— Begin Input material —

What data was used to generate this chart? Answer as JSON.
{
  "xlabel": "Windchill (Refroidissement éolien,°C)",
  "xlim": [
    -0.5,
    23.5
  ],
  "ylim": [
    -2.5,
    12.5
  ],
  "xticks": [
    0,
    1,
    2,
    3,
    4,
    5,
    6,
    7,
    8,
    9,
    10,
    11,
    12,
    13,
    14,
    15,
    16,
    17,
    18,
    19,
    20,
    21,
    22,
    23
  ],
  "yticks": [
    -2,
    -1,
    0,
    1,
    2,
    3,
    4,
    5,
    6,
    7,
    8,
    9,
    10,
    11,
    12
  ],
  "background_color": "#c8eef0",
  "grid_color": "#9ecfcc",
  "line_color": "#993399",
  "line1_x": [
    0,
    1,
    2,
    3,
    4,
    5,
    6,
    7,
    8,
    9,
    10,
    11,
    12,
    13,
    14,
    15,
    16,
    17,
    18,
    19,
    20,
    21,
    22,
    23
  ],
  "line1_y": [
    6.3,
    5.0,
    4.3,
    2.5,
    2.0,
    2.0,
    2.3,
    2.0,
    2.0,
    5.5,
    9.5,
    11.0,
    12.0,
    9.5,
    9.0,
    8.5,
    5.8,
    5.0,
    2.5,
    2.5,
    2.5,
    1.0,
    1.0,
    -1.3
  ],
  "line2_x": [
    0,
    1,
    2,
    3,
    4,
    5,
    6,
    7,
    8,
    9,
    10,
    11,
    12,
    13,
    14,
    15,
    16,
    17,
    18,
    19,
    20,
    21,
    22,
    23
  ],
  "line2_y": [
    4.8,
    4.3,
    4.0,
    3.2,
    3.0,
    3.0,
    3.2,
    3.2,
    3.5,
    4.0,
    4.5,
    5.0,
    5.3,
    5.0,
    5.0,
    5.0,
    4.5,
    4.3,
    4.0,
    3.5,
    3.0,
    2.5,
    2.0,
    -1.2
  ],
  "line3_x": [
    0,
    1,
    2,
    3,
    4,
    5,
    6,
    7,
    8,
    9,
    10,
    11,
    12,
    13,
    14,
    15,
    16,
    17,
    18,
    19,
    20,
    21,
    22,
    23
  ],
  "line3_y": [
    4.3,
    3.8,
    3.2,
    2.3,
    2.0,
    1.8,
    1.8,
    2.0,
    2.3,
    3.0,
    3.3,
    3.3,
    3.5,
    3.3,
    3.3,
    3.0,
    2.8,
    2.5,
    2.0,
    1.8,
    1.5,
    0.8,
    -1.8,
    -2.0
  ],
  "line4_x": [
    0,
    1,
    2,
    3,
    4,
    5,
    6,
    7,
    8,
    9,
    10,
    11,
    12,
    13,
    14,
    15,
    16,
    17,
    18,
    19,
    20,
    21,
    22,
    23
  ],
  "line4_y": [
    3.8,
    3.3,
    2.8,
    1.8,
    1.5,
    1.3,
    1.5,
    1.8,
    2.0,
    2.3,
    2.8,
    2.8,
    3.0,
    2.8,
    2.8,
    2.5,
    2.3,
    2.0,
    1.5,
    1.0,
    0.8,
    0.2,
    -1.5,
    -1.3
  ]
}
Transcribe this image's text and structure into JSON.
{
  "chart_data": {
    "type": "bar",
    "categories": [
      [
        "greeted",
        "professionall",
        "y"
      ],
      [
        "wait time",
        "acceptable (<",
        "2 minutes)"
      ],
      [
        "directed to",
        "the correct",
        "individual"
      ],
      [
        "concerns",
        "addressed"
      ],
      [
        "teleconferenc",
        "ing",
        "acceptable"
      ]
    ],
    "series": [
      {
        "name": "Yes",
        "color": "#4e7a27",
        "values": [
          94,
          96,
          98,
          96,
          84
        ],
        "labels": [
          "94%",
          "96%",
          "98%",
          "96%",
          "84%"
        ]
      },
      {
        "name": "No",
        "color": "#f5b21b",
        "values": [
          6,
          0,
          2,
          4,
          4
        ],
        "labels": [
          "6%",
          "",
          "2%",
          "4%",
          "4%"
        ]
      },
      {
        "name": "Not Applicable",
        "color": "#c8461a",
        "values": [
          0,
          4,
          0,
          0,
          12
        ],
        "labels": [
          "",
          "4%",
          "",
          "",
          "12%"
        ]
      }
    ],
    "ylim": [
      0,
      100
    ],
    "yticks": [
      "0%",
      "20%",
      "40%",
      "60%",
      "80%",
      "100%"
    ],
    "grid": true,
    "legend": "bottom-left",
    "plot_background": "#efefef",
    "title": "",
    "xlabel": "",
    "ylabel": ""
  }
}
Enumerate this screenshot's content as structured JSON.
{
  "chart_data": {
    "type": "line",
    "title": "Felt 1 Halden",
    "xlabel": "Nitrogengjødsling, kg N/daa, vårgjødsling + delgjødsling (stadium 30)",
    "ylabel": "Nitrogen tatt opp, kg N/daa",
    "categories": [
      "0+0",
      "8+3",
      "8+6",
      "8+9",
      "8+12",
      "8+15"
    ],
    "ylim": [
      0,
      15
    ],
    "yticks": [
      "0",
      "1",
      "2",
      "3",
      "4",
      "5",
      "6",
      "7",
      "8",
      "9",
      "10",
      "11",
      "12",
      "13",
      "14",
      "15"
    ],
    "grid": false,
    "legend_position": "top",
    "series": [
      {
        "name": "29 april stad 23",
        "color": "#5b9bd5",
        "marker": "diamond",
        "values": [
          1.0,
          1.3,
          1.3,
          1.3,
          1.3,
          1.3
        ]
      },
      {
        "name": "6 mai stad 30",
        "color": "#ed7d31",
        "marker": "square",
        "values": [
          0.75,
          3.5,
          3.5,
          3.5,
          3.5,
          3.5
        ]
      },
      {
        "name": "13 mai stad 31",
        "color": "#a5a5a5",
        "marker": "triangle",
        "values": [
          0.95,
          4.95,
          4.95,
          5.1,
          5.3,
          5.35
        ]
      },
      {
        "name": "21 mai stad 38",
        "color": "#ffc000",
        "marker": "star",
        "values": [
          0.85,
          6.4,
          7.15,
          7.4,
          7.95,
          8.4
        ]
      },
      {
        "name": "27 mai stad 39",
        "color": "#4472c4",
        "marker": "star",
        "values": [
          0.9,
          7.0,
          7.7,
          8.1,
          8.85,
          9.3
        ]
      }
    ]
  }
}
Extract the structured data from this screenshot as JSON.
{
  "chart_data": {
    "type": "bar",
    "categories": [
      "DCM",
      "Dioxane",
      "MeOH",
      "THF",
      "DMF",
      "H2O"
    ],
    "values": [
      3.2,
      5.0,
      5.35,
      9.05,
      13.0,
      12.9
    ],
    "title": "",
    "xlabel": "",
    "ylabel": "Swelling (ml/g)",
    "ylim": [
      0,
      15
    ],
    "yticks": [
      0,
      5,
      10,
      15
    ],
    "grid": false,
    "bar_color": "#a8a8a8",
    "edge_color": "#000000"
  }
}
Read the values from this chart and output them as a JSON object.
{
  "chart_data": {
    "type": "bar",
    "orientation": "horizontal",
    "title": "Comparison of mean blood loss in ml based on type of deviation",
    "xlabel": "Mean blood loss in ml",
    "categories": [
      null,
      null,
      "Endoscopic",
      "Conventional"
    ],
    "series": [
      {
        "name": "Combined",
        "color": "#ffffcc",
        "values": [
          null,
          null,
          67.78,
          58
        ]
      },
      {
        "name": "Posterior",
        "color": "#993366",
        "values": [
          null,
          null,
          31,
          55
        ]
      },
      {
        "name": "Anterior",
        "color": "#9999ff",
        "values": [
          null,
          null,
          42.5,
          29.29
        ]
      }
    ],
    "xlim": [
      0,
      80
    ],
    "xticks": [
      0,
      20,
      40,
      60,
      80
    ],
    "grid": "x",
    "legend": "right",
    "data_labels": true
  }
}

— End Input material —

Goal.
Write out the entries above word for word.

Exercise output.
What data was used to generate this chart? Answer as JSON.
{
  "xlabel": "Windchill (Refroidissement éolien,°C)",
  "xlim": [
    -0.5,
    23.5
  ],
  "ylim": [
    -2.5,
    12.5
  ],
  "xticks": [
    0,
    1,
    2,
    3,
    4,
    5,
    6,
    7,
    8,
    9,
    10,
    11,
    12,
    13,
    14,
    15,
    16,
    17,
    18,
    19,
    20,
    21,
    22,
    23
  ],
  "yticks": [
    -2,
    -1,
    0,
    1,
    2,
    3,
    4,
    5,
    6,
    7,
    8,
    9,
    10,
    11,
    12
  ],
  "background_color": "#c8eef0",
  "grid_color": "#9ecfcc",
  "line_color": "#993399",
  "line1_x": [
    0,
    1,
    2,
    3,
    4,
    5,
    6,
    7,
    8,
    9,
    10,
    11,
    12,
    13,
    14,
    15,
    16,
    17,
    18,
    19,
    20,
    21,
    22,
    23
  ],
  "line1_y": [
    6.3,
    5.0,
    4.3,
    2.5,
    2.0,
    2.0,
    2.3,
    2.0,
    2.0,
    5.5,
    9.5,
    11.0,
    12.0,
    9.5,
    9.0,
    8.5,
    5.8,
    5.0,
    2.5,
    2.5,
    2.5,
    1.0,
    1.0,
    -1.3
  ],
  "line2_x": [
    0,
    1,
    2,
    3,
    4,
    5,
    6,
    7,
    8,
    9,
    10,
    11,
    12,
    13,
    14,
    15,
    16,
    17,
    18,
    19,
    20,
    21,
    22,
    23
  ],
  "line2_y": [
    4.8,
    4.3,
    4.0,
    3.2,
    3.0,
    3.0,
    3.2,
    3.2,
    3.5,
    4.0,
    4.5,
    5.0,
    5.3,
    5.0,
    5.0,
    5.0,
    4.5,
    4.3,
    4.0,
    3.5,
    3.0,
    2.5,
    2.0,
    -1.2
  ],
  "line3_x": [
    0,
    1,
    2,
    3,
    4,
    5,
    6,
    7,
    8,
    9,
    10,
    11,
    12,
    13,
    14,
    15,
    16,
    17,
    18,
    19,
    20,
    21,
    22,
    23
  ],
  "line3_y": [
    4.3,
    3.8,
    3.2,
    2.3,
    2.0,
    1.8,
    1.8,
    2.0,
    2.3,
    3.0,
    3.3,
    3.3,
    3.5,
    3.3,
    3.3,
    3.0,
    2.8,
    2.5,
    2.0,
    1.8,
    1.5,
    0.8,
    -1.8,
    -2.0
  ],
  "line4_x": [
    0,
    1,
    2,
    3,
    4,
    5,
    6,
    7,
    8,
    9,
    10,
    11,
    12,
    13,
    14,
    15,
    16,
    17,
    18,
    19,
    20,
    21,
    22,
    23
  ],
  "line4_y": [
    3.8,
    3.3,
    2.8,
    1.8,
    1.5,
    1.3,
    1.5,
    1.8,
    2.0,
    2.3,
    2.8,
    2.8,
    3.0,
    2.8,
    2.8,
    2.5,
    2.3,
    2.0,
    1.5,
    1.0,
    0.8,
    0.2,
    -1.5,
    -1.3
  ]
}
Transcribe this image's text and structure into JSON.
{
  "chart_data": {
    "type": "bar",
    "categories": [
      [
        "greeted",
        "professionall",
        "y"
      ],
      [
        "wait time",
        "acceptable (<",
        "2 minutes)"
      ],
      [
        "directed to",
        "the correct",
        "individual"
      ],
      [
        "concerns",
        "addressed"
      ],
      [
        "teleconferenc",
        "ing",
        "acceptable"
      ]
    ],
    "series": [
      {
        "name": "Yes",
        "color": "#4e7a27",
        "values": [
          94,
          96,
          98,
          96,
          84
        ],
        "labels": [
          "94%",
          "96%",
          "98%",
          "96%",
          "84%"
        ]
      },
      {
        "name": "No",
        "color": "#f5b21b",
        "values": [
          6,
          0,
          2,
          4,
          4
        ],
        "labels": [
          "6%",
          "",
          "2%",
          "4%",
          "4%"
        ]
      },
      {
        "name": "Not Applicable",
        "color": "#c8461a",
        "values": [
          0,
          4,
          0,
          0,
          12
        ],
        "labels": [
          "",
          "4%",
          "",
          "",
          "12%"
        ]
      }
    ],
    "ylim": [
      0,
      100
    ],
    "yticks": [
      "0%",
      "20%",
      "40%",
      "60%",
      "80%",
      "100%"
    ],
    "grid": true,
    "legend": "bottom-left",
    "plot_background": "#efefef",
    "title": "",
    "xlabel": "",
    "ylabel": ""
  }
}
Enumerate this screenshot's content as structured JSON.
{
  "chart_data": {
    "type": "line",
    "title": "Felt 1 Halden",
    "xlabel": "Nitrogengjødsling, kg N/daa, vårgjødsling + delgjødsling (stadium 30)",
    "ylabel": "Nitrogen tatt opp, kg N/daa",
    "categories": [
      "0+0",
      "8+3",
      "8+6",
      "8+9",
      "8+12",
      "8+15"
    ],
    "ylim": [
      0,
      15
    ],
    "yticks": [
      "0",
      "1",
      "2",
      "3",
      "4",
      "5",
      "6",
      "7",
      "8",
      "9",
      "10",
      "11",
      "12",
      "13",
      "14",
      "15"
    ],
    "grid": false,
    "legend_position": "top",
    "series": [
      {
        "name": "29 april stad 23",
        "color": "#5b9bd5",
        "marker": "diamond",
        "values": [
          1.0,
          1.3,
          1.3,
          1.3,
          1.3,
          1.3
        ]
      },
      {
        "name": "6 mai stad 30",
        "color": "#ed7d31",
        "marker": "square",
        "values": [
          0.75,
          3.5,
          3.5,
          3.5,
          3.5,
          3.5
        ]
      },
      {
        "name": "13 mai stad 31",
        "color": "#a5a5a5",
        "marker": "triangle",
        "values": [
          0.95,
          4.95,
          4.95,
          5.1,
          5.3,
          5.35
        ]
      },
      {
        "name": "21 mai stad 38",
        "color": "#ffc000",
        "marker": "star",
        "values": [
          0.85,
          6.4,
          7.15,
          7.4,
          7.95,
          8.4
        ]
      },
      {
        "name": "27 mai stad 39",
        "color": "#4472c4",
        "marker": "star",
        "values": [
          0.9,
          7.0,
          7.7,
          8.1,
          8.85,
          9.3
        ]
      }
    ]
  }
}
Extract the structured data from this screenshot as JSON.
{
  "chart_data": {
    "type": "bar",
    "categories": [
      "DCM",
      "Dioxane",
      "MeOH",
      "THF",
      "DMF",
      "H2O"
    ],
    "values": [
      3.2,
      5.0,
      5.35,
      9.05,
      13.0,
      12.9
    ],
    "title": "",
    "xlabel": "",
    "ylabel": "Swelling (ml/g)",
    "ylim": [
      0,
      15
    ],
    "yticks": [
      0,
      5,
      10,
      15
    ],
    "grid": false,
    "bar_color": "#a8a8a8",
    "edge_color": "#000000"
  }
}
Read the values from this chart and output them as a JSON object.
{
  "chart_data": {
    "type": "bar",
    "orientation": "horizontal",
    "title": "Comparison of mean blood loss in ml based on type of deviation",
    "xlabel": "Mean blood loss in ml",
    "categories": [
      null,
      null,
      "Endoscopic",
      "Conventional"
    ],
    "series": [
      {
        "name": "Combined",
        "color": "#ffffcc",
        "values": [
          null,
          null,
          67.78,
          58
        ]
      },
      {
        "name": "Posterior",
        "color": "#993366",
        "values": [
          null,
          null,
          31,
          55
        ]
      },
      {
        "name": "Anterior",
        "color": "#9999ff",
        "values": [
          null,
          null,
          42.5,
          29.29
        ]
      }
    ],
    "xlim": [
      0,
      80
    ],
    "xticks": [
      0,
      20,
      40,
      60,
      80
    ],
    "grid": "x",
    "legend": "right",
    "data_labels": true
  }
}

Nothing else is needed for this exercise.